* BEGIN Data provided *

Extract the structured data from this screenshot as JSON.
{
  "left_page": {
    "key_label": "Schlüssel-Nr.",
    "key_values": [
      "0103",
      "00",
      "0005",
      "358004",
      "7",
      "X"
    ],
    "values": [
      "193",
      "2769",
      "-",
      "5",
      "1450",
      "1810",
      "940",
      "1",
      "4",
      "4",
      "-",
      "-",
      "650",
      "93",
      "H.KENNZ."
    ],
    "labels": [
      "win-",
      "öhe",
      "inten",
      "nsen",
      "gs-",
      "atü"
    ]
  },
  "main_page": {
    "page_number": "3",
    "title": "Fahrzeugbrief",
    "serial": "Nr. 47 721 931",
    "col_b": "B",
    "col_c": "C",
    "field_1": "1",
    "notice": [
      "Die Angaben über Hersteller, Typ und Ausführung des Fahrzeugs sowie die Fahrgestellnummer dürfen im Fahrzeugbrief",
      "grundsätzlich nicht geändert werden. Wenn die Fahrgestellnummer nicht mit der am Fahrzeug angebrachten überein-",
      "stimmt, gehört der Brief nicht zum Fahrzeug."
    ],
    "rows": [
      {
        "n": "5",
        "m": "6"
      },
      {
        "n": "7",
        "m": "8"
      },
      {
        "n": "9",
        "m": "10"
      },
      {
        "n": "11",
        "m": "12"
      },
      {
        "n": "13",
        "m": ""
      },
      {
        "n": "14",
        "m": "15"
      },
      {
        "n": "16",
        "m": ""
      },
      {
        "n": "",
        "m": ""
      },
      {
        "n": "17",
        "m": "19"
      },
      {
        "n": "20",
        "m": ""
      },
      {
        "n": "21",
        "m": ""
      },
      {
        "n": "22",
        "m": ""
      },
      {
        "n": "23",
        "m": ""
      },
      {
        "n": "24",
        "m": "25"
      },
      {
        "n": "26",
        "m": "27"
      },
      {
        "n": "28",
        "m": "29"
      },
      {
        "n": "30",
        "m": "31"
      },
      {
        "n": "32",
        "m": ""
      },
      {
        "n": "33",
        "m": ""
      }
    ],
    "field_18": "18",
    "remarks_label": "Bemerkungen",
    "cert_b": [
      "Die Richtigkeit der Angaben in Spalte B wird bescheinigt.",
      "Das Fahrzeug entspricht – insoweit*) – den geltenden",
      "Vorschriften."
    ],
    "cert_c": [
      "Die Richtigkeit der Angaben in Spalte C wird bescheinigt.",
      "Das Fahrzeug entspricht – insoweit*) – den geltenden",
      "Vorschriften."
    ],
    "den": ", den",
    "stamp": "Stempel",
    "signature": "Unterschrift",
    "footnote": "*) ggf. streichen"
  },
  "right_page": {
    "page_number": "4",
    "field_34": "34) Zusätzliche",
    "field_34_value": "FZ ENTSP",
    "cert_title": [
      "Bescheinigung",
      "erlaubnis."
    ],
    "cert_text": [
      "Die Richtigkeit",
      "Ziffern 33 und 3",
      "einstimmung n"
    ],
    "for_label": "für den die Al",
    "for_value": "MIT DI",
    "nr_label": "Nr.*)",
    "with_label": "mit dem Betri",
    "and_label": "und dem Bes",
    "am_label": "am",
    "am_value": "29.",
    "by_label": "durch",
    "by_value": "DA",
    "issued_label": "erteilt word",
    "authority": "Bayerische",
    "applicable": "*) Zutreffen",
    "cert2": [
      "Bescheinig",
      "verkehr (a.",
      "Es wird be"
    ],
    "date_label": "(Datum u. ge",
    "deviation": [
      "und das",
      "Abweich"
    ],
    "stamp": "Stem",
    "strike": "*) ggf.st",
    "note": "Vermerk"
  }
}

* END Data provided *

# Short exercise:
Reproduce every line of the material above exactly.

# Exercise result:
Extract the structured data from this screenshot as JSON.
{
  "left_page": {
    "key_label": "Schlüssel-Nr.",
    "key_values": [
      "0103",
      "00",
      "0005",
      "358004",
      "7",
      "X"
    ],
    "values": [
      "193",
      "2769",
      "-",
      "5",
      "1450",
      "1810",
      "940",
      "1",
      "4",
      "4",
      "-",
      "-",
      "650",
      "93",
      "H.KENNZ."
    ],
    "labels": [
      "win-",
      "öhe",
      "inten",
      "nsen",
      "gs-",
      "atü"
    ]
  },
  "main_page": {
    "page_number": "3",
    "title": "Fahrzeugbrief",
    "serial": "Nr. 47 721 931",
    "col_b": "B",
    "col_c": "C",
    "field_1": "1",
    "notice": [
      "Die Angaben über Hersteller, Typ und Ausführung des Fahrzeugs sowie die Fahrgestellnummer dürfen im Fahrzeugbrief",
      "grundsätzlich nicht geändert werden. Wenn die Fahrgestellnummer nicht mit der am Fahrzeug angebrachten überein-",
      "stimmt, gehört der Brief nicht zum Fahrzeug."
    ],
    "rows": [
      {
        "n": "5",
        "m": "6"
      },
      {
        "n": "7",
        "m": "8"
      },
      {
        "n": "9",
        "m": "10"
      },
      {
        "n": "11",
        "m": "12"
      },
      {
        "n": "13",
        "m": ""
      },
      {
        "n": "14",
        "m": "15"
      },
      {
        "n": "16",
        "m": ""
      },
      {
        "n": "",
        "m": ""
      },
      {
        "n": "17",
        "m": "19"
      },
      {
        "n": "20",
        "m": ""
      },
      {
        "n": "21",
        "m": ""
      },
      {
        "n": "22",
        "m": ""
      },
      {
        "n": "23",
        "m": ""
      },
      {
        "n": "24",
        "m": "25"
      },
      {
        "n": "26",
        "m": "27"
      },
      {
        "n": "28",
        "m": "29"
      },
      {
        "n": "30",
        "m": "31"
      },
      {
        "n": "32",
        "m": ""
      },
      {
        "n": "33",
        "m": ""
      }
    ],
    "field_18": "18",
    "remarks_label": "Bemerkungen",
    "cert_b": [
      "Die Richtigkeit der Angaben in Spalte B wird bescheinigt.",
      "Das Fahrzeug entspricht – insoweit*) – den geltenden",
      "Vorschriften."
    ],
    "cert_c": [
      "Die Richtigkeit der Angaben in Spalte C wird bescheinigt.",
      "Das Fahrzeug entspricht – insoweit*) – den geltenden",
      "Vorschriften."
    ],
    "den": ", den",
    "stamp": "Stempel",
    "signature": "Unterschrift",
    "footnote": "*) ggf. streichen"
  },
  "right_page": {
    "page_number": "4",
    "field_34": "34) Zusätzliche",
    "field_34_value": "FZ ENTSP",
    "cert_title": [
      "Bescheinigung",
      "erlaubnis."
    ],
    "cert_text": [
      "Die Richtigkeit",
      "Ziffern 33 und 3",
      "einstimmung n"
    ],
    "for_label": "für den die Al",
    "for_value": "MIT DI",
    "nr_label": "Nr.*)",
    "with_label": "mit dem Betri",
    "and_label": "und dem Bes",
    "am_label": "am",
    "am_value": "29.",
    "by_label": "durch",
    "by_value": "DA",
    "issued_label": "erteilt word",
    "authority": "Bayerische",
    "applicable": "*) Zutreffen",
    "cert2": [
      "Bescheinig",
      "verkehr (a.",
      "Es wird be"
    ],
    "date_label": "(Datum u. ge",
    "deviation": [
      "und das",
      "Abweich"
    ],
    "stamp": "Stem",
    "strike": "*) ggf.st",
    "note": "Vermerk"
  }
}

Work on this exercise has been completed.